* Goal: Produce an exact transcription of the listing below, omitting the pictures.

* Data:

** start **

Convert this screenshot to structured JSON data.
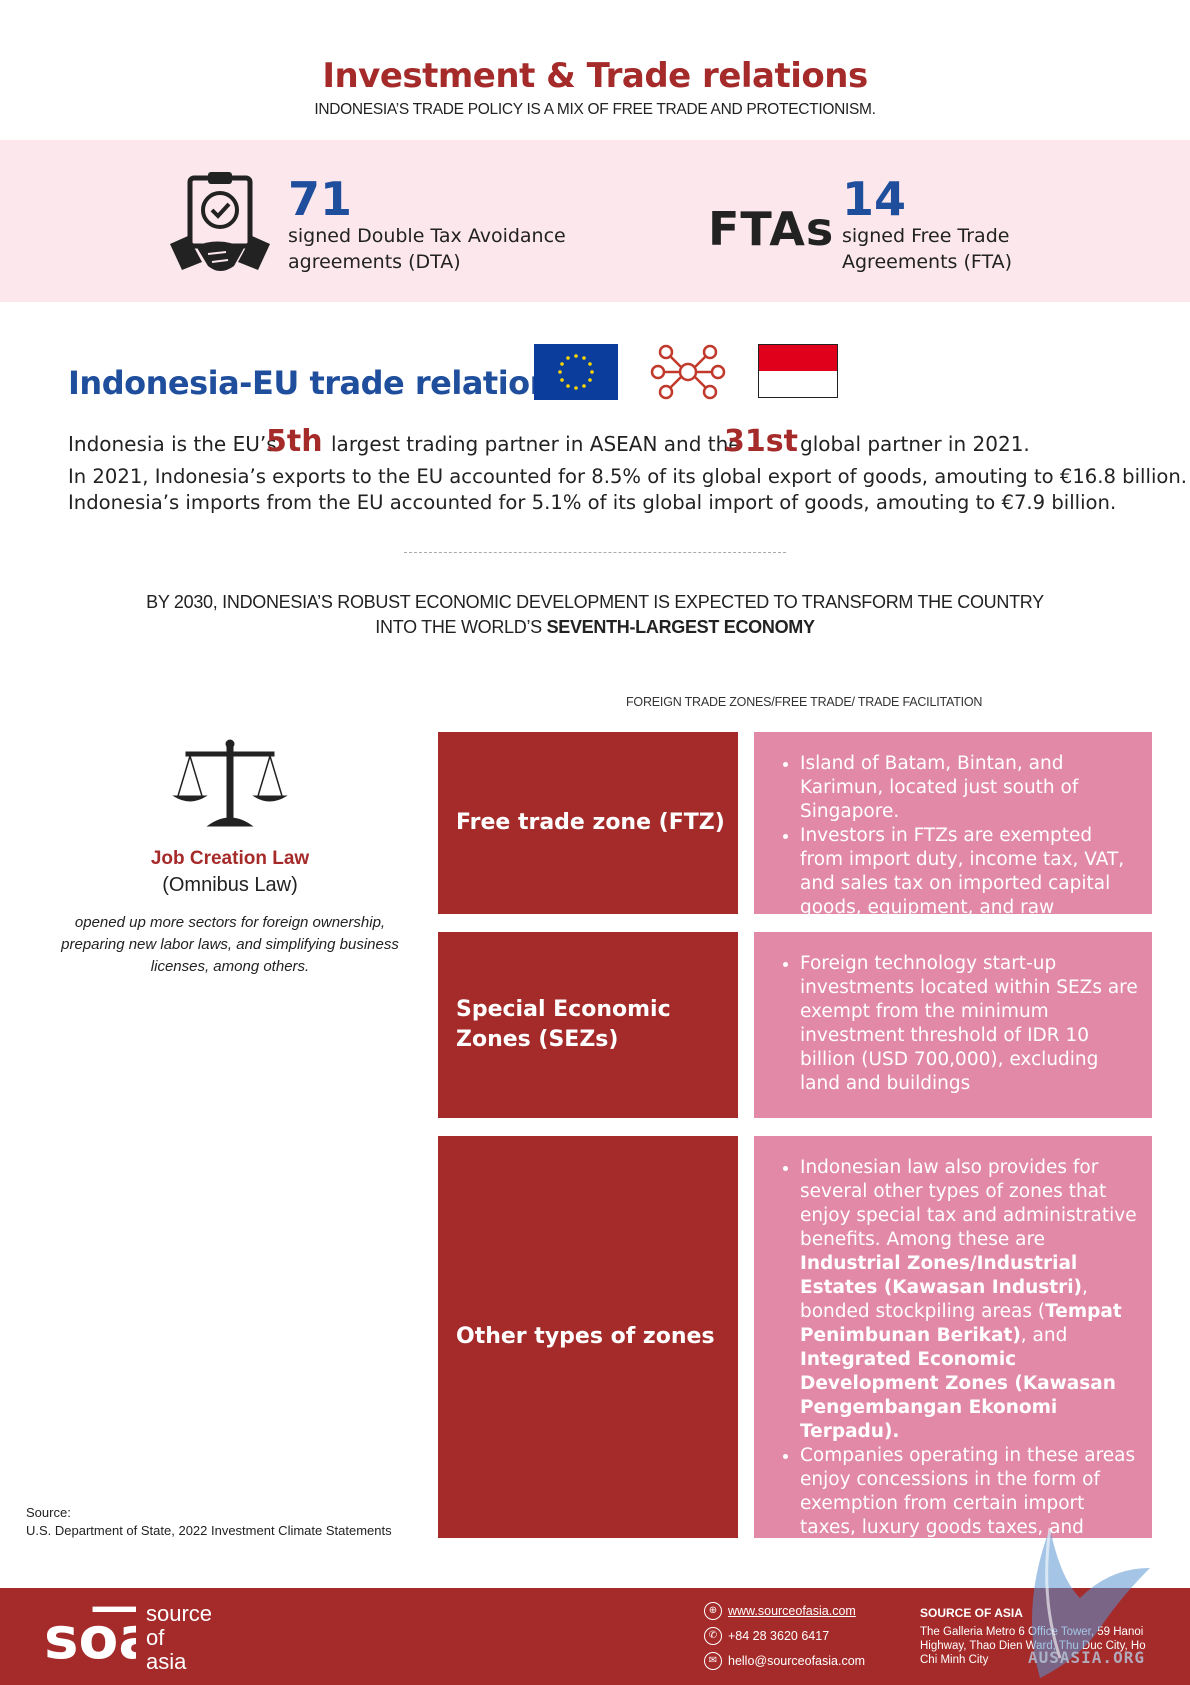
{
  "header": {
    "title": "Investment & Trade relations",
    "subtitle": "INDONESIA’S TRADE POLICY IS A MIX OF FREE TRADE AND PROTECTIONISM."
  },
  "stats": {
    "dta_number": "71",
    "dta_line1": "signed Double Tax Avoidance",
    "dta_line2": "agreements (DTA)",
    "fta_label": "FTAs",
    "fta_number": "14",
    "fta_line1": "signed Free Trade",
    "fta_line2": "Agreements (FTA)"
  },
  "eu_relations": {
    "heading": "Indonesia-EU trade relations",
    "line1_a": "Indonesia is the EU’s",
    "rank_asean": "5th",
    "line1_b": "largest trading partner in  ASEAN and the",
    "rank_global": "31st",
    "line1_c": "global partner in 2021.",
    "line2": "In 2021, Indonesia’s exports to the EU accounted for 8.5% of its global export of goods, amouting to €16.8 billion.",
    "line3": "Indonesia’s imports from the EU accounted for 5.1% of its global import of goods, amouting to €7.9 billion."
  },
  "forecast": {
    "line1": "BY 2030, INDONESIA’S ROBUST ECONOMIC DEVELOPMENT IS EXPECTED TO TRANSFORM THE COUNTRY",
    "line2_prefix": "INTO THE WORLD’S ",
    "line2_bold": "SEVENTH-LARGEST ECONOMY"
  },
  "zones": {
    "header": "FOREIGN TRADE ZONES/FREE TRADE/ TRADE FACILITATION",
    "ftz": {
      "label": "Free trade zone (FTZ)",
      "bullet1": "Island of Batam, Bintan, and Karimun, located just south of Singapore.",
      "bullet2": "Investors in FTZs are exempted from import duty, income tax, VAT, and sales tax on imported capital goods, equipment, and raw materials."
    },
    "sez": {
      "label": "Special Economic Zones (SEZs)",
      "bullet1": "Foreign technology start-up investments located within SEZs are exempt from the minimum investment threshold of IDR 10 billion (USD 700,000), excluding land and buildings"
    },
    "other": {
      "label": "Other types of zones",
      "b1_t1": "Indonesian law also provides for several other types of zones that enjoy special tax and administrative benefits. Among these are ",
      "b1_s1": "Industrial Zones/Industrial Estates (Kawasan Industri)",
      "b1_t2": ", bonded stockpiling areas (",
      "b1_s2": "Tempat Penimbunan Berikat)",
      "b1_t3": ", and ",
      "b1_s3": "Integrated Economic Development Zones (Kawasan Pengembangan Ekonomi Terpadu).",
      "bullet2": "Companies operating in these areas enjoy concessions in the form of exemption from certain import taxes, luxury goods taxes, and value-added taxes, based on a variety of criteria for each type of location."
    }
  },
  "law": {
    "title": "Job Creation Law",
    "subtitle": "(Omnibus Law)",
    "description": "opened up more sectors for foreign ownership, preparing new labor laws, and simplifying business licenses, among others."
  },
  "source": {
    "label": "Source:",
    "text": "U.S. Department of State, 2022 Investment Climate Statements"
  },
  "footer": {
    "logo_mark": "so͞a",
    "logo_line1": "source",
    "logo_line2": "of",
    "logo_line3": "asia",
    "website": "www.sourceofasia.com",
    "phone": "+84 28 3620 6417",
    "email": "hello@sourceofasia.com",
    "office_title": "SOURCE OF ASIA",
    "office_address": "The Galleria Metro 6 Office Tower, 59 Hanoi Highway, Thao Dien Ward, Thu Duc City, Ho Chi Minh City",
    "watermark": "AUSASIA.ORG"
  },
  "colors": {
    "brand_red": "#a52a2a",
    "brand_blue": "#1f4e9c",
    "band_pink": "#fbe7ec",
    "zone_pink": "#e289a7"
  }
}
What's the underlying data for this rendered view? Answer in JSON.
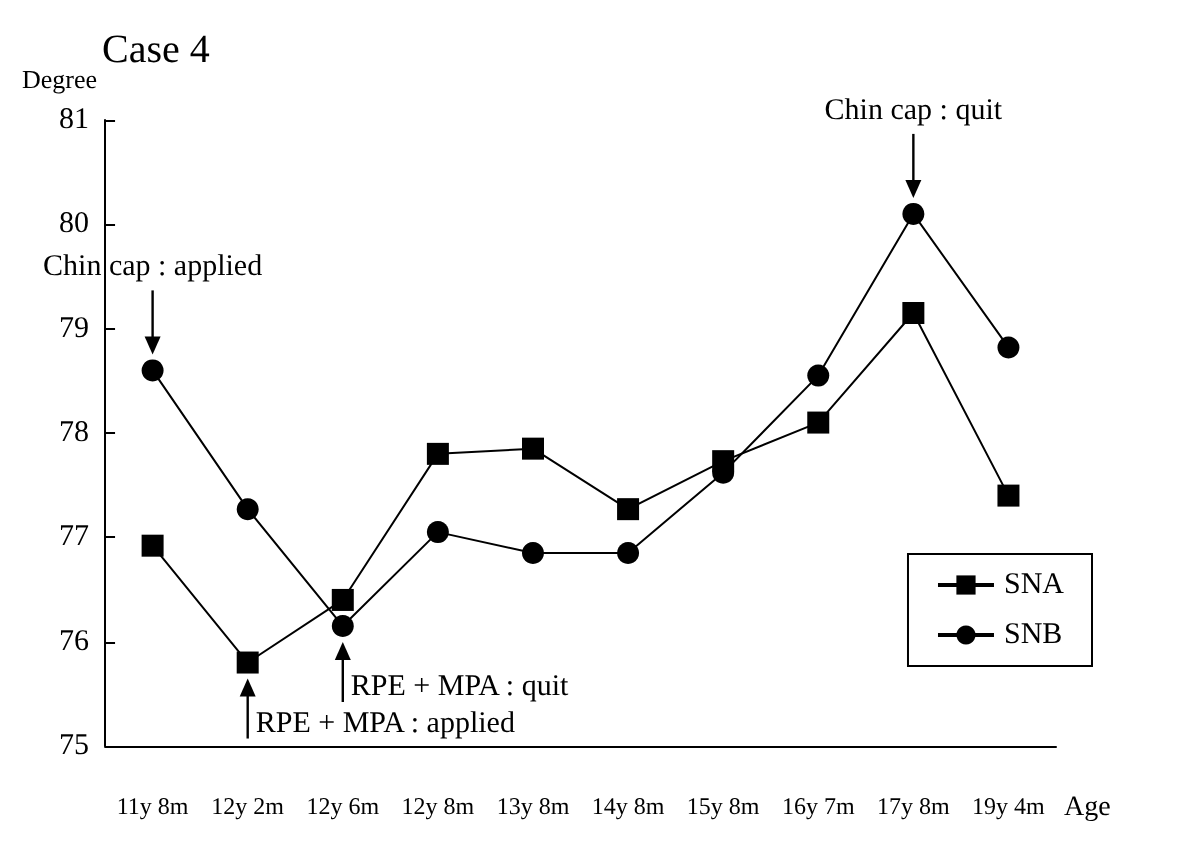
{
  "chart_data": {
    "type": "line",
    "title": "Case 4",
    "ylabel": "Degree",
    "xlabel": "Age",
    "categories": [
      "11y 8m",
      "12y 2m",
      "12y 6m",
      "12y 8m",
      "13y 8m",
      "14y 8m",
      "15y 8m",
      "16y 7m",
      "17y 8m",
      "19y 4m"
    ],
    "series": [
      {
        "name": "SNA",
        "color": "#000000",
        "marker": "square",
        "values": [
          76.92,
          75.8,
          76.4,
          77.8,
          77.85,
          77.27,
          77.73,
          78.1,
          79.15,
          77.4
        ]
      },
      {
        "name": "SNB",
        "color": "#000000",
        "marker": "circle",
        "values": [
          78.6,
          77.27,
          76.15,
          77.05,
          76.85,
          76.85,
          77.62,
          78.55,
          80.1,
          78.82
        ]
      }
    ],
    "ylim": [
      75,
      81
    ],
    "yticks": [
      75,
      76,
      77,
      78,
      79,
      80,
      81
    ],
    "grid": false,
    "legend": "bottom right",
    "line_style": "solid",
    "annotations": [
      {
        "text": "Chin cap : applied",
        "x": "11y 8m",
        "y": 78.6
      },
      {
        "text": "RPE + MPA : applied",
        "x": "12y 2m",
        "y": 75.8
      },
      {
        "text": "RPE + MPA : quit",
        "x": "12y 6m",
        "y": 76.15
      },
      {
        "text": "Chin cap : quit",
        "x": "17y 8m",
        "y": 80.1
      }
    ]
  }
}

** end **

* Output of the task:
Convert this screenshot to structured JSON data.
{
  "header": {
    "title": "Investment & Trade relations",
    "subtitle": "INDONESIA’S TRADE POLICY IS A MIX OF FREE TRADE AND PROTECTIONISM."
  },
  "stats": {
    "dta_number": "71",
    "dta_line1": "signed Double Tax Avoidance",
    "dta_line2": "agreements (DTA)",
    "fta_label": "FTAs",
    "fta_number": "14",
    "fta_line1": "signed Free Trade",
    "fta_line2": "Agreements (FTA)"
  },
  "eu_relations": {
    "heading": "Indonesia-EU trade relations",
    "line1_a": "Indonesia is the EU’s",
    "rank_asean": "5th",
    "line1_b": "largest trading partner in  ASEAN and the",
    "rank_global": "31st",
    "line1_c": "global partner in 2021.",
    "line2": "In 2021, Indonesia’s exports to the EU accounted for 8.5% of its global export of goods, amouting to €16.8 billion.",
    "line3": "Indonesia’s imports from the EU accounted for 5.1% of its global import of goods, amouting to €7.9 billion."
  },
  "forecast": {
    "line1": "BY 2030, INDONESIA’S ROBUST ECONOMIC DEVELOPMENT IS EXPECTED TO TRANSFORM THE COUNTRY",
    "line2_prefix": "INTO THE WORLD’S ",
    "line2_bold": "SEVENTH-LARGEST ECONOMY"
  },
  "zones": {
    "header": "FOREIGN TRADE ZONES/FREE TRADE/ TRADE FACILITATION",
    "ftz": {
      "label": "Free trade zone (FTZ)",
      "bullet1": "Island of Batam, Bintan, and Karimun, located just south of Singapore.",
      "bullet2": "Investors in FTZs are exempted from import duty, income tax, VAT, and sales tax on imported capital goods, equipment, and raw materials."
    },
    "sez": {
      "label": "Special Economic Zones (SEZs)",
      "bullet1": "Foreign technology start-up investments located within SEZs are exempt from the minimum investment threshold of IDR 10 billion (USD 700,000), excluding land and buildings"
    },
    "other": {
      "label": "Other types of zones",
      "b1_t1": "Indonesian law also provides for several other types of zones that enjoy special tax and administrative benefits. Among these are ",
      "b1_s1": "Industrial Zones/Industrial Estates (Kawasan Industri)",
      "b1_t2": ", bonded stockpiling areas (",
      "b1_s2": "Tempat Penimbunan Berikat)",
      "b1_t3": ", and ",
      "b1_s3": "Integrated Economic Development Zones (Kawasan Pengembangan Ekonomi Terpadu).",
      "bullet2": "Companies operating in these areas enjoy concessions in the form of exemption from certain import taxes, luxury goods taxes, and value-added taxes, based on a variety of criteria for each type of location."
    }
  },
  "law": {
    "title": "Job Creation Law",
    "subtitle": "(Omnibus Law)",
    "description": "opened up more sectors for foreign ownership, preparing new labor laws, and simplifying business licenses, among others."
  },
  "source": {
    "label": "Source:",
    "text": "U.S. Department of State, 2022 Investment Climate Statements"
  },
  "footer": {
    "logo_mark": "so͞a",
    "logo_line1": "source",
    "logo_line2": "of",
    "logo_line3": "asia",
    "website": "www.sourceofasia.com",
    "phone": "+84 28 3620 6417",
    "email": "hello@sourceofasia.com",
    "office_title": "SOURCE OF ASIA",
    "office_address": "The Galleria Metro 6 Office Tower, 59 Hanoi Highway, Thao Dien Ward, Thu Duc City, Ho Chi Minh City",
    "watermark": "AUSASIA.ORG"
  },
  "colors": {
    "brand_red": "#a52a2a",
    "brand_blue": "#1f4e9c",
    "band_pink": "#fbe7ec",
    "zone_pink": "#e289a7"
  }
}
What's the underlying data for this rendered view? Answer in JSON.
{
  "chart_data": {
    "type": "line",
    "title": "Case 4",
    "ylabel": "Degree",
    "xlabel": "Age",
    "categories": [
      "11y 8m",
      "12y 2m",
      "12y 6m",
      "12y 8m",
      "13y 8m",
      "14y 8m",
      "15y 8m",
      "16y 7m",
      "17y 8m",
      "19y 4m"
    ],
    "series": [
      {
        "name": "SNA",
        "color": "#000000",
        "marker": "square",
        "values": [
          76.92,
          75.8,
          76.4,
          77.8,
          77.85,
          77.27,
          77.73,
          78.1,
          79.15,
          77.4
        ]
      },
      {
        "name": "SNB",
        "color": "#000000",
        "marker": "circle",
        "values": [
          78.6,
          77.27,
          76.15,
          77.05,
          76.85,
          76.85,
          77.62,
          78.55,
          80.1,
          78.82
        ]
      }
    ],
    "ylim": [
      75,
      81
    ],
    "yticks": [
      75,
      76,
      77,
      78,
      79,
      80,
      81
    ],
    "grid": false,
    "legend": "bottom right",
    "line_style": "solid",
    "annotations": [
      {
        "text": "Chin cap : applied",
        "x": "11y 8m",
        "y": 78.6
      },
      {
        "text": "RPE + MPA : applied",
        "x": "12y 2m",
        "y": 75.8
      },
      {
        "text": "RPE + MPA : quit",
        "x": "12y 6m",
        "y": 76.15
      },
      {
        "text": "Chin cap : quit",
        "x": "17y 8m",
        "y": 80.1
      }
    ]
  }
}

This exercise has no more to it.